▶ _TASK_
In the records below, find each line with the word "label" and copy it.

— start of DATA FOR PROCESSING —

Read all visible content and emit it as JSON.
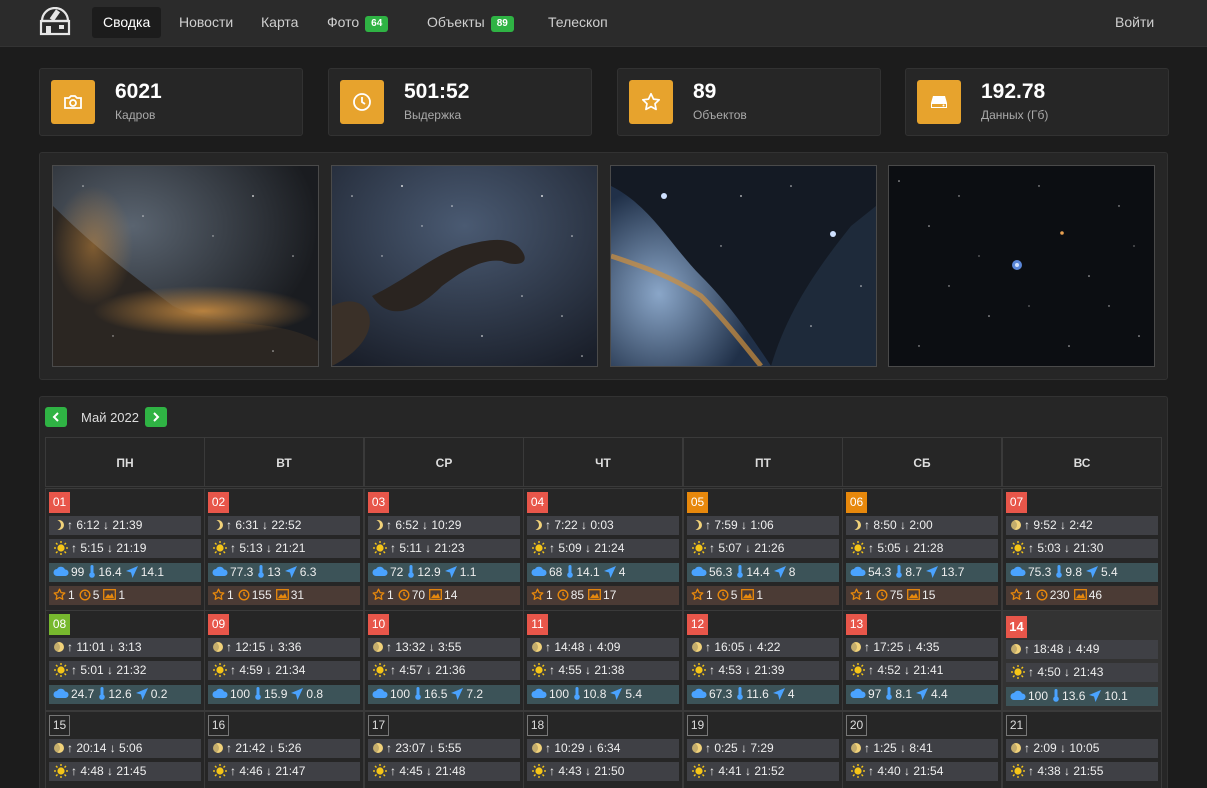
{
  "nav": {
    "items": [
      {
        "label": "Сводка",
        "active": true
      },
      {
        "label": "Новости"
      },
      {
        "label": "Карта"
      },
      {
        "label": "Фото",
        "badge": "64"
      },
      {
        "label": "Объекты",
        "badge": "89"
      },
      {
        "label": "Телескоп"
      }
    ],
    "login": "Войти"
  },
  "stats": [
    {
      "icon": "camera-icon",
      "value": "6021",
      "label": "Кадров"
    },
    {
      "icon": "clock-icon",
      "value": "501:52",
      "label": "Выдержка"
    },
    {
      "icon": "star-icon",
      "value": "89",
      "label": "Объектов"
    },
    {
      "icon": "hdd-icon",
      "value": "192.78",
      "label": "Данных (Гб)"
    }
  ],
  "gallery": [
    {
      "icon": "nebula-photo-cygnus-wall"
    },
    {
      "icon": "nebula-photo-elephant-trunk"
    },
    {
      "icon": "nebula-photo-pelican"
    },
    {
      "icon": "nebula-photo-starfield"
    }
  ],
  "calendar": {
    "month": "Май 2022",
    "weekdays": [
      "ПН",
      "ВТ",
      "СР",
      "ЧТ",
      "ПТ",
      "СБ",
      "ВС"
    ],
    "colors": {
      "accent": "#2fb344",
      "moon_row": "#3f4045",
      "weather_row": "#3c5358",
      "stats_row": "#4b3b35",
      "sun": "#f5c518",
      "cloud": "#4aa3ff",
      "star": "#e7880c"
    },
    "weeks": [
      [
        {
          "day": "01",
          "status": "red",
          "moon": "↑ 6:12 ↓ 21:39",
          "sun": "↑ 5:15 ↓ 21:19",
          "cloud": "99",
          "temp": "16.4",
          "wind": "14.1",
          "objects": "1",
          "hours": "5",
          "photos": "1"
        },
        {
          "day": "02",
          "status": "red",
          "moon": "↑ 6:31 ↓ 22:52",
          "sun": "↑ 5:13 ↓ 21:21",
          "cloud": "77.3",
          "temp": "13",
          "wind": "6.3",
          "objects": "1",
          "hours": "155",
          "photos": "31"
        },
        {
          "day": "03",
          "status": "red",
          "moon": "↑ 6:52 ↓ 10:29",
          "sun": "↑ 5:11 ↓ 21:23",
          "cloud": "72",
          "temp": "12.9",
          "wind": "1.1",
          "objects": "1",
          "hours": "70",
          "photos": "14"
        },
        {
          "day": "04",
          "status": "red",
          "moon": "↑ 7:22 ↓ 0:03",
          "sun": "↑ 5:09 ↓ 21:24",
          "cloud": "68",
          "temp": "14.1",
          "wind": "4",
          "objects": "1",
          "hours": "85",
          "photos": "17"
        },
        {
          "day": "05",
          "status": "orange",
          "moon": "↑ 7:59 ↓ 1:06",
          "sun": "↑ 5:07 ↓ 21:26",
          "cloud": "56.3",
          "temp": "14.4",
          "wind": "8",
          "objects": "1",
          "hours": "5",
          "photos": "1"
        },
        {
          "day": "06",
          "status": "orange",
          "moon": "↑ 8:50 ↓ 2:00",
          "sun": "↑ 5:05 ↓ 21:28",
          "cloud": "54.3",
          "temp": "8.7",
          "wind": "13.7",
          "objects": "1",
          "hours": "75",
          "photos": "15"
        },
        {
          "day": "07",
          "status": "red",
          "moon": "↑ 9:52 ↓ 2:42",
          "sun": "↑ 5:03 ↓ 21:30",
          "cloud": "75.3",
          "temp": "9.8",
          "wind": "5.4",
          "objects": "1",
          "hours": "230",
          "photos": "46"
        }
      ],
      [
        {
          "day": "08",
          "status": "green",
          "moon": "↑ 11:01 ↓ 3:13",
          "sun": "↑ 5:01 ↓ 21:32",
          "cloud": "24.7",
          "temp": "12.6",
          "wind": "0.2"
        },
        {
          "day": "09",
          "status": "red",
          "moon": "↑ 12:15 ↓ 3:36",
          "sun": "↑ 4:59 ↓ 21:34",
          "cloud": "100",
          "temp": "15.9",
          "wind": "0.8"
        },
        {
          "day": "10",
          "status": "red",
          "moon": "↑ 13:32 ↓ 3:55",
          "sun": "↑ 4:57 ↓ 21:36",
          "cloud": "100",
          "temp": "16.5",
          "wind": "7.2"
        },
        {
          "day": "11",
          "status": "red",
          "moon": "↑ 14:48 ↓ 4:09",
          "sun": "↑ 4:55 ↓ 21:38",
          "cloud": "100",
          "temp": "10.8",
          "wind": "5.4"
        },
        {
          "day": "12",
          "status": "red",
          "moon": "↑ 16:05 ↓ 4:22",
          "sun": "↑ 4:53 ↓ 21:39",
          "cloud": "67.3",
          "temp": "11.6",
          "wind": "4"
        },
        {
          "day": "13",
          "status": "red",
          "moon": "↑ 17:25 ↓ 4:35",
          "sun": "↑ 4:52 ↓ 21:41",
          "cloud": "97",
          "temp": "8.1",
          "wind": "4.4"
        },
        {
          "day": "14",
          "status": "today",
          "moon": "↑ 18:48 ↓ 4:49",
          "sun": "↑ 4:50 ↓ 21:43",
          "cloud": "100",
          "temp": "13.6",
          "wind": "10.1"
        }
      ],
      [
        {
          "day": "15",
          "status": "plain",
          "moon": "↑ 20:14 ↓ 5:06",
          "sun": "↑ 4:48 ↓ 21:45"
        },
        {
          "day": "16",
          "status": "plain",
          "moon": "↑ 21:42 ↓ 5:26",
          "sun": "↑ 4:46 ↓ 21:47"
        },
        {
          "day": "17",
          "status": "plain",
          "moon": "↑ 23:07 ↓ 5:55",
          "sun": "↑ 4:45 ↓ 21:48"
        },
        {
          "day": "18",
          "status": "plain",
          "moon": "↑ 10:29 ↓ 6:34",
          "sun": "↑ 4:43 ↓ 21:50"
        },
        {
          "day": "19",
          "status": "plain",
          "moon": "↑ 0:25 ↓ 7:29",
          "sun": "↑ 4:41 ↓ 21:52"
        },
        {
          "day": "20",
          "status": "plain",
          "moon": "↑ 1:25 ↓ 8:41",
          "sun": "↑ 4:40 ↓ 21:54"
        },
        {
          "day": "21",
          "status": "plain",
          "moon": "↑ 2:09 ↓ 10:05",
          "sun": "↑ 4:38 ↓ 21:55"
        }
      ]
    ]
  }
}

— end of DATA FOR PROCESSING —

▶ _TASK ANSWER_
        "label": "Сводка",
        "label": "Новости"
        "label": "Карта"
        "label": "Фото",
        "label": "Объекты",
        "label": "Телескоп"
      "label": "Кадров"
      "label": "Выдержка"
      "label": "Объектов"
      "label": "Данных (Гб)"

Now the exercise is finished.